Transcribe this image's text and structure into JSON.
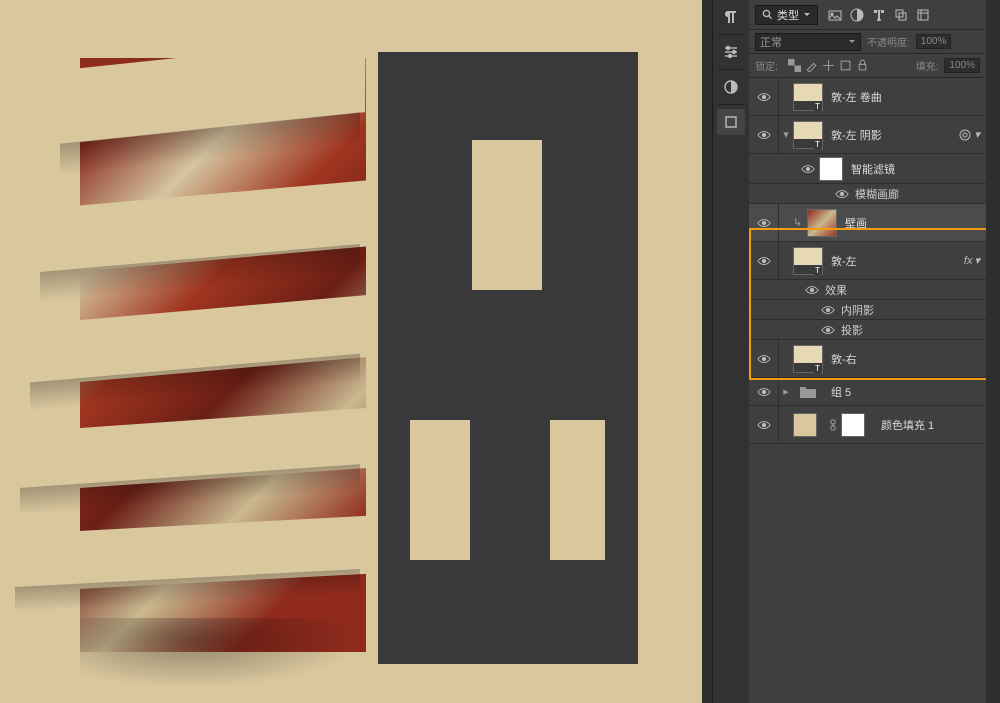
{
  "filter": {
    "label": "类型"
  },
  "blend": {
    "mode": "正常"
  },
  "opacity": {
    "label": "不透明度:",
    "value": "100%"
  },
  "fill": {
    "label": "填充:",
    "value": "100%"
  },
  "lock": {
    "label": "锁定:"
  },
  "layers": {
    "l1": {
      "name": "敦-左 卷曲"
    },
    "l2": {
      "name": "敦-左 阴影"
    },
    "l2_filter": {
      "name": "智能滤镜"
    },
    "l2_blur": {
      "name": "模糊画廊"
    },
    "l3": {
      "name": "壁画"
    },
    "l4": {
      "name": "敦-左"
    },
    "l4_fx": {
      "label": "效果"
    },
    "l4_inner": {
      "label": "内阴影"
    },
    "l4_drop": {
      "label": "投影"
    },
    "l5": {
      "name": "敦-右"
    },
    "l6": {
      "name": "组 5"
    },
    "l7": {
      "name": "颜色填充 1"
    }
  },
  "fx_label": "fx"
}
──────────
Exercise aim -> From the records, copy every line that has the string "name" in it.

Finished exercise ->
      "name": "敦-左 卷曲"
      "name": "敦-左 阴影"
      "name": "智能滤镜"
      "name": "模糊画廊"
      "name": "壁画"
      "name": "敦-左"
      "name": "敦-右"
      "name": "组 5"
      "name": "颜色填充 1"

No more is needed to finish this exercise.